### THE PROBLEM
Write out the complete material exactly as it stands.

Dataset rows:
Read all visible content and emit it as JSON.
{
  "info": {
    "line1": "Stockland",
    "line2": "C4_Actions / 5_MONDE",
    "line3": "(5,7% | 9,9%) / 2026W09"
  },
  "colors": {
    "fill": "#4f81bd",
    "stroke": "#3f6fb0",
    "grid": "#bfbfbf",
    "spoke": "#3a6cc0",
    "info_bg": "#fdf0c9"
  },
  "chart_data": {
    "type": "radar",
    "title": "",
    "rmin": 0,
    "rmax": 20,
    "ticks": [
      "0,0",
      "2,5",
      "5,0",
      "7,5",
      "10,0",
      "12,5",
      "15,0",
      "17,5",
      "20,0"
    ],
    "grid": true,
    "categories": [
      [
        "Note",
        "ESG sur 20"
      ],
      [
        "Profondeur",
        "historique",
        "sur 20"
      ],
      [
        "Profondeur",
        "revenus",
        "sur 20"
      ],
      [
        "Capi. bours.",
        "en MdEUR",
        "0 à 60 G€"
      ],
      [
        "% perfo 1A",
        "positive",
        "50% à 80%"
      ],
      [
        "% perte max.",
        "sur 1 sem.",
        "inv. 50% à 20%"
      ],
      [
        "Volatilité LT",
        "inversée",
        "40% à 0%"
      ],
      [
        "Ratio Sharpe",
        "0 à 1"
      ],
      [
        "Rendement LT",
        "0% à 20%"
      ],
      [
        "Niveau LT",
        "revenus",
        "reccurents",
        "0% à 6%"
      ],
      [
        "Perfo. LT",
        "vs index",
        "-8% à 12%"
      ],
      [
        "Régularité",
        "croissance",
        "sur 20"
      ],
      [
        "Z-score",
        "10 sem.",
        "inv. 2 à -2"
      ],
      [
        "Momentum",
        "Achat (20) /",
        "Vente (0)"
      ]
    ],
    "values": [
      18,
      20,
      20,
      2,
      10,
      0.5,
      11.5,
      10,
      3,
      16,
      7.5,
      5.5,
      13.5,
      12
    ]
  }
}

### WRITTEN REPLY
Read all visible content and emit it as JSON.
{
  "info": {
    "line1": "Stockland",
    "line2": "C4_Actions / 5_MONDE",
    "line3": "(5,7% | 9,9%) / 2026W09"
  },
  "colors": {
    "fill": "#4f81bd",
    "stroke": "#3f6fb0",
    "grid": "#bfbfbf",
    "spoke": "#3a6cc0",
    "info_bg": "#fdf0c9"
  },
  "chart_data": {
    "type": "radar",
    "title": "",
    "rmin": 0,
    "rmax": 20,
    "ticks": [
      "0,0",
      "2,5",
      "5,0",
      "7,5",
      "10,0",
      "12,5",
      "15,0",
      "17,5",
      "20,0"
    ],
    "grid": true,
    "categories": [
      [
        "Note",
        "ESG sur 20"
      ],
      [
        "Profondeur",
        "historique",
        "sur 20"
      ],
      [
        "Profondeur",
        "revenus",
        "sur 20"
      ],
      [
        "Capi. bours.",
        "en MdEUR",
        "0 à 60 G€"
      ],
      [
        "% perfo 1A",
        "positive",
        "50% à 80%"
      ],
      [
        "% perte max.",
        "sur 1 sem.",
        "inv. 50% à 20%"
      ],
      [
        "Volatilité LT",
        "inversée",
        "40% à 0%"
      ],
      [
        "Ratio Sharpe",
        "0 à 1"
      ],
      [
        "Rendement LT",
        "0% à 20%"
      ],
      [
        "Niveau LT",
        "revenus",
        "reccurents",
        "0% à 6%"
      ],
      [
        "Perfo. LT",
        "vs index",
        "-8% à 12%"
      ],
      [
        "Régularité",
        "croissance",
        "sur 20"
      ],
      [
        "Z-score",
        "10 sem.",
        "inv. 2 à -2"
      ],
      [
        "Momentum",
        "Achat (20) /",
        "Vente (0)"
      ]
    ],
    "values": [
      18,
      20,
      20,
      2,
      10,
      0.5,
      11.5,
      10,
      3,
      16,
      7.5,
      5.5,
      13.5,
      12
    ]
  }
}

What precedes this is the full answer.